#### Material for this exercise
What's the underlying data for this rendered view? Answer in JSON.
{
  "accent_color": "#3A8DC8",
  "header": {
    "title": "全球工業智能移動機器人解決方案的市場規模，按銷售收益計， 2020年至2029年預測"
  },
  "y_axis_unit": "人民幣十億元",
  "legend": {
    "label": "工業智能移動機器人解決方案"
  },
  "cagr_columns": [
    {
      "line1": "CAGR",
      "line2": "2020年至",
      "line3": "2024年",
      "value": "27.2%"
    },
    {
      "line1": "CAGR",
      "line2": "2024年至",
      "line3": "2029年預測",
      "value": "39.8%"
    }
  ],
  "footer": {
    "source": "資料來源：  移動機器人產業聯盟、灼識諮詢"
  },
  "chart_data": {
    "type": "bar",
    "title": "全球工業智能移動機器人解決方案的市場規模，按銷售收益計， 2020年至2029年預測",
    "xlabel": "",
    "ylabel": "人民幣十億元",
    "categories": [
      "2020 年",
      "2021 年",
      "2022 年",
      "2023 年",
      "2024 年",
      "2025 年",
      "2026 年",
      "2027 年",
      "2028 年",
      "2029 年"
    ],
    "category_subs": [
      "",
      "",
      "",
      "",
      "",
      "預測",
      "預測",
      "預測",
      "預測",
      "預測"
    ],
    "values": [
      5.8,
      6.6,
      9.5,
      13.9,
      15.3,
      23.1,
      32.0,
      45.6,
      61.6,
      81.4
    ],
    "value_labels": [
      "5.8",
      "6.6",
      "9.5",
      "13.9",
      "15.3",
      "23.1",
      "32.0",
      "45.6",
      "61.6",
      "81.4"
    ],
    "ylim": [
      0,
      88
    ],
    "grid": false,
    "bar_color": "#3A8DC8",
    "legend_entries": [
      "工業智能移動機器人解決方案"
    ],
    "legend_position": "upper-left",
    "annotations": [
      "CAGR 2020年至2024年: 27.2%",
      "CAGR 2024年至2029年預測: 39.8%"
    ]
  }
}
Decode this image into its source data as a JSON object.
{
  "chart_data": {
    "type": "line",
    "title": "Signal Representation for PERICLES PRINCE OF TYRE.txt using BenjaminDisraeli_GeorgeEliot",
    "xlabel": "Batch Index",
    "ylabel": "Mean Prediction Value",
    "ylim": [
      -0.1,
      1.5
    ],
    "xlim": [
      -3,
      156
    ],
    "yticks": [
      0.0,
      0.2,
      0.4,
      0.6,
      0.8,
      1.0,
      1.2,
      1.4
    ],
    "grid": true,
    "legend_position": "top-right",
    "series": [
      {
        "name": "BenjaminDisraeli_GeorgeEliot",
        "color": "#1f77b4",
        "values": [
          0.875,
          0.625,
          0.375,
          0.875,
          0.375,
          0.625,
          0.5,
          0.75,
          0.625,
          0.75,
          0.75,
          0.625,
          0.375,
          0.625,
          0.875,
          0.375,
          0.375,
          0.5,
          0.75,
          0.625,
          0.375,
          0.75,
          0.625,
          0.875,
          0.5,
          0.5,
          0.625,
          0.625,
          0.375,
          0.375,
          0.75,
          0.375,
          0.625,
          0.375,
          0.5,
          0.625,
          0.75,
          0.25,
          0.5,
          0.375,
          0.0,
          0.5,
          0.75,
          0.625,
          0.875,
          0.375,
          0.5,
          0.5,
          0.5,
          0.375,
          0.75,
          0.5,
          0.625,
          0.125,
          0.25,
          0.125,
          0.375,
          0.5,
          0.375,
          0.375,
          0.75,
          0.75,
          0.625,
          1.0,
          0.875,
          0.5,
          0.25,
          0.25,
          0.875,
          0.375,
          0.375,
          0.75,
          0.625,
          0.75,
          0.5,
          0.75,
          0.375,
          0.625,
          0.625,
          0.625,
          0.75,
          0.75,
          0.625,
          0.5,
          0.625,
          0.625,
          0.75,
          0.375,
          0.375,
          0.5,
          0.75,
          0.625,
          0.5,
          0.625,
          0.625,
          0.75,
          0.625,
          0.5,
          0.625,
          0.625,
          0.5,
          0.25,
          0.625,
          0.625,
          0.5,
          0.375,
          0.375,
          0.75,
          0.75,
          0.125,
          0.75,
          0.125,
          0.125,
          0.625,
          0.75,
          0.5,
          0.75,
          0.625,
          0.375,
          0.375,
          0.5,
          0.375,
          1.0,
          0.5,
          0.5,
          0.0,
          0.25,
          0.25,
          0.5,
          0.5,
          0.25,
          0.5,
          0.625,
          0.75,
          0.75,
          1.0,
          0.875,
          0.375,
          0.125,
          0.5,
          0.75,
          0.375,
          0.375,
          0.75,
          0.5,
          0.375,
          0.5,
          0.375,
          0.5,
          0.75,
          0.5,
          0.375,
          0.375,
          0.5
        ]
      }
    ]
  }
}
########
# Exercise aim:
Return every record above exactly as it appears.

# Response to this task:
What's the underlying data for this rendered view? Answer in JSON.
{
  "accent_color": "#3A8DC8",
  "header": {
    "title": "全球工業智能移動機器人解決方案的市場規模，按銷售收益計， 2020年至2029年預測"
  },
  "y_axis_unit": "人民幣十億元",
  "legend": {
    "label": "工業智能移動機器人解決方案"
  },
  "cagr_columns": [
    {
      "line1": "CAGR",
      "line2": "2020年至",
      "line3": "2024年",
      "value": "27.2%"
    },
    {
      "line1": "CAGR",
      "line2": "2024年至",
      "line3": "2029年預測",
      "value": "39.8%"
    }
  ],
  "footer": {
    "source": "資料來源：  移動機器人產業聯盟、灼識諮詢"
  },
  "chart_data": {
    "type": "bar",
    "title": "全球工業智能移動機器人解決方案的市場規模，按銷售收益計， 2020年至2029年預測",
    "xlabel": "",
    "ylabel": "人民幣十億元",
    "categories": [
      "2020 年",
      "2021 年",
      "2022 年",
      "2023 年",
      "2024 年",
      "2025 年",
      "2026 年",
      "2027 年",
      "2028 年",
      "2029 年"
    ],
    "category_subs": [
      "",
      "",
      "",
      "",
      "",
      "預測",
      "預測",
      "預測",
      "預測",
      "預測"
    ],
    "values": [
      5.8,
      6.6,
      9.5,
      13.9,
      15.3,
      23.1,
      32.0,
      45.6,
      61.6,
      81.4
    ],
    "value_labels": [
      "5.8",
      "6.6",
      "9.5",
      "13.9",
      "15.3",
      "23.1",
      "32.0",
      "45.6",
      "61.6",
      "81.4"
    ],
    "ylim": [
      0,
      88
    ],
    "grid": false,
    "bar_color": "#3A8DC8",
    "legend_entries": [
      "工業智能移動機器人解決方案"
    ],
    "legend_position": "upper-left",
    "annotations": [
      "CAGR 2020年至2024年: 27.2%",
      "CAGR 2024年至2029年預測: 39.8%"
    ]
  }
}
Decode this image into its source data as a JSON object.
{
  "chart_data": {
    "type": "line",
    "title": "Signal Representation for PERICLES PRINCE OF TYRE.txt using BenjaminDisraeli_GeorgeEliot",
    "xlabel": "Batch Index",
    "ylabel": "Mean Prediction Value",
    "ylim": [
      -0.1,
      1.5
    ],
    "xlim": [
      -3,
      156
    ],
    "yticks": [
      0.0,
      0.2,
      0.4,
      0.6,
      0.8,
      1.0,
      1.2,
      1.4
    ],
    "grid": true,
    "legend_position": "top-right",
    "series": [
      {
        "name": "BenjaminDisraeli_GeorgeEliot",
        "color": "#1f77b4",
        "values": [
          0.875,
          0.625,
          0.375,
          0.875,
          0.375,
          0.625,
          0.5,
          0.75,
          0.625,
          0.75,
          0.75,
          0.625,
          0.375,
          0.625,
          0.875,
          0.375,
          0.375,
          0.5,
          0.75,
          0.625,
          0.375,
          0.75,
          0.625,
          0.875,
          0.5,
          0.5,
          0.625,
          0.625,
          0.375,
          0.375,
          0.75,
          0.375,
          0.625,
          0.375,
          0.5,
          0.625,
          0.75,
          0.25,
          0.5,
          0.375,
          0.0,
          0.5,
          0.75,
          0.625,
          0.875,
          0.375,
          0.5,
          0.5,
          0.5,
          0.375,
          0.75,
          0.5,
          0.625,
          0.125,
          0.25,
          0.125,
          0.375,
          0.5,
          0.375,
          0.375,
          0.75,
          0.75,
          0.625,
          1.0,
          0.875,
          0.5,
          0.25,
          0.25,
          0.875,
          0.375,
          0.375,
          0.75,
          0.625,
          0.75,
          0.5,
          0.75,
          0.375,
          0.625,
          0.625,
          0.625,
          0.75,
          0.75,
          0.625,
          0.5,
          0.625,
          0.625,
          0.75,
          0.375,
          0.375,
          0.5,
          0.75,
          0.625,
          0.5,
          0.625,
          0.625,
          0.75,
          0.625,
          0.5,
          0.625,
          0.625,
          0.5,
          0.25,
          0.625,
          0.625,
          0.5,
          0.375,
          0.375,
          0.75,
          0.75,
          0.125,
          0.75,
          0.125,
          0.125,
          0.625,
          0.75,
          0.5,
          0.75,
          0.625,
          0.375,
          0.375,
          0.5,
          0.375,
          1.0,
          0.5,
          0.5,
          0.0,
          0.25,
          0.25,
          0.5,
          0.5,
          0.25,
          0.5,
          0.625,
          0.75,
          0.75,
          1.0,
          0.875,
          0.375,
          0.125,
          0.5,
          0.75,
          0.375,
          0.375,
          0.75,
          0.5,
          0.375,
          0.5,
          0.375,
          0.5,
          0.75,
          0.5,
          0.375,
          0.375,
          0.5
        ]
      }
    ]
  }
}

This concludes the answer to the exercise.